## WHAT TO PRODUCE
Select, from the material below, each line with "Kong" in it.

--- begin INFORMATION SUPPLIED ---

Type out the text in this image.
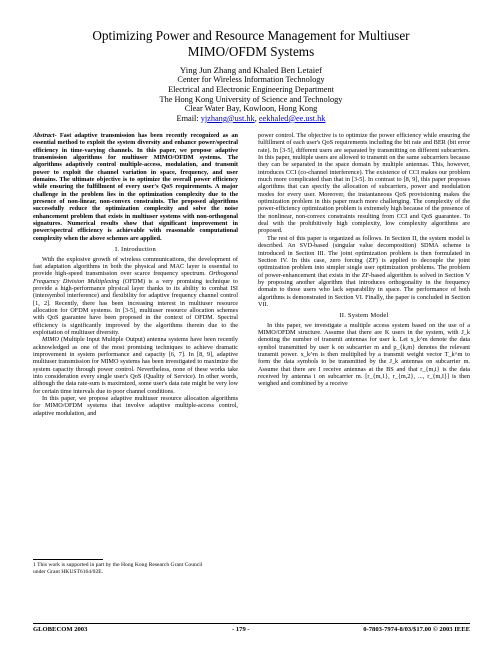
Optimizing Power and Resource Management for Multiuser
MIMO/OFDM Systems
Ying Jun Zhang and Khaled Ben Letaief
Center for Wireless Information Technology
Electrical and Electronic Engineering Department
The Hong Kong University of Science and Technology
Clear Water Bay, Kowloon, Hong Kong
Email: yjzhang@ust.hk, eekhaled@ee.ust.hk

Abstract- Fast adaptive transmission has been recently recognized as an essential method to exploit the system diversity and enhance power/spectral efficiency in time-varying channels. In this paper, we propose adaptive transmission algorithms for multiuser MIMO/OFDM systems. The algorithms adaptively control multiple-access, modulation, and transmit power to exploit the channel variation in space, frequency, and user domains. The ultimate objective is to optimize the overall power efficiency while ensuring the fulfillment of every user's QoS requirements. A major challenge in the problem lies in the optimization complexity due to the presence of non-linear, non-convex constraints. The proposed algorithms successfully reduce the optimization complexity and solve the noise enhancement problem that exists in multiuser systems with non-orthogonal signatures. Numerical results show that significant improvement in power/spectral efficiency is achievable with reasonable computational complexity when the above schemes are applied.

I. Introduction

With the explosive growth of wireless communications, the development of fast adaptation algorithms in both the physical and MAC layer is essential to provide high-speed transmission over scarce frequency spectrum. Orthogonal Frequency Division Multiplexing (OFDM) is a very promising technique to provide a high-performance physical layer thanks to its ability to combat ISI (intersymbol interference) and flexibility for adaptive frequency channel control [1, 2]. Recently, there has been increasing interest in multiuser resource allocation for OFDM systems. In [3-5], multiuser resource allocation schemes with QoS guarantee have been proposed in the context of OFDM. Spectral efficiency is significantly improved by the algorithms therein due to the exploitation of multiuser diversity.

MIMO (Multiple Input Multiple Output) antenna systems have been recently acknowledged as one of the most promising techniques to achieve dramatic improvement in system performance and capacity [6, 7]. In [8, 9], adaptive multiuser transmission for MIMO systems has been investigated to maximize the system capacity through power control. Nevertheless, none of these works take into consideration every single user's QoS (Quality of Service). In other words, although the data rate-sum is maximized, some user's data rate might be very low for certain time intervals due to poor channel conditions.

In this paper, we propose adaptive multiuser resource allocation algorithms for MIMO/OFDM systems that involve adaptive multiple-access control, adaptive modulation, and

1 This work is supported in part by the Hong Kong Research Grant Council
under Grant HKUST6164/02E.

power control. The objective is to optimize the power efficiency while ensuring the fulfillment of each user's QoS requirements including the bit rate and BER (bit error rate). In [3-5], different users are separated by transmitting on different subcarriers. In this paper, multiple users are allowed to transmit on the same subcarriers because they can be separated in the space domain by multiple antennas. This, however, introduces CCI (co-channel interference). The existence of CCI makes our problem much more complicated than that in [3-5]. In contrast to [8, 9], this paper proposes algorithms that can specify the allocation of subcarriers, power and modulation modes for every user. Moreover, the instantaneous QoS provisioning makes the optimization problem in this paper much more challenging. The complexity of the power-efficiency optimization problem is extremely high because of the presence of the nonlinear, non-convex constraints resulting from CCI and QoS guarantee. To deal with the prohibitively high complexity, low complexity algorithms are proposed.

The rest of this paper is organized as follows. In Section II, the system model is described. An SVD-based (singular value decomposition) SDMA scheme is introduced in Section III. The joint optimization problem is then formulated in Section IV. In this case, zero forcing (ZF) is applied to decouple the joint optimization problem into simpler single user optimization problems. The problem of power-enhancement that exists in the ZF-based algorithm is solved in Section V by proposing another algorithm that introduces orthogonality in the frequency domain to those users who lack separability in space. The performance of both algorithms is demonstrated in Section VI. Finally, the paper is concluded in Section VII.

II. System Model

In this paper, we investigate a multiple access system based on the use of a MIMO/OFDM structure. Assume that there are K users in the system, with J_k denoting the number of transmit antennas for user k. Let x_k^m denote the data symbol transmitted by user k on subcarrier m and p_{k,m} denotes the relevant transmit power. x_k^m is then multiplied by a transmit weight vector T_k^m to form the data symbols to be transmitted by the J_k antennas on subcarrier m. Assume that there are I receive antennas at the BS and that r_{m,i} is the data received by antenna i on subcarrier m. [r_{m,1}, r_{m,2}, ..., r_{m,I}] is then weighed and combined by a receive

GLOBECOM 2003	- 179 -	0-7803-7974-8/03/$17.00 © 2003 IEEE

--- end INFORMATION SUPPLIED ---

## REPLY
The Hong Kong University of Science and Technology
Clear Water Bay, Kowloon, Hong Kong
1 This work is supported in part by the Hong Kong Research Grant Council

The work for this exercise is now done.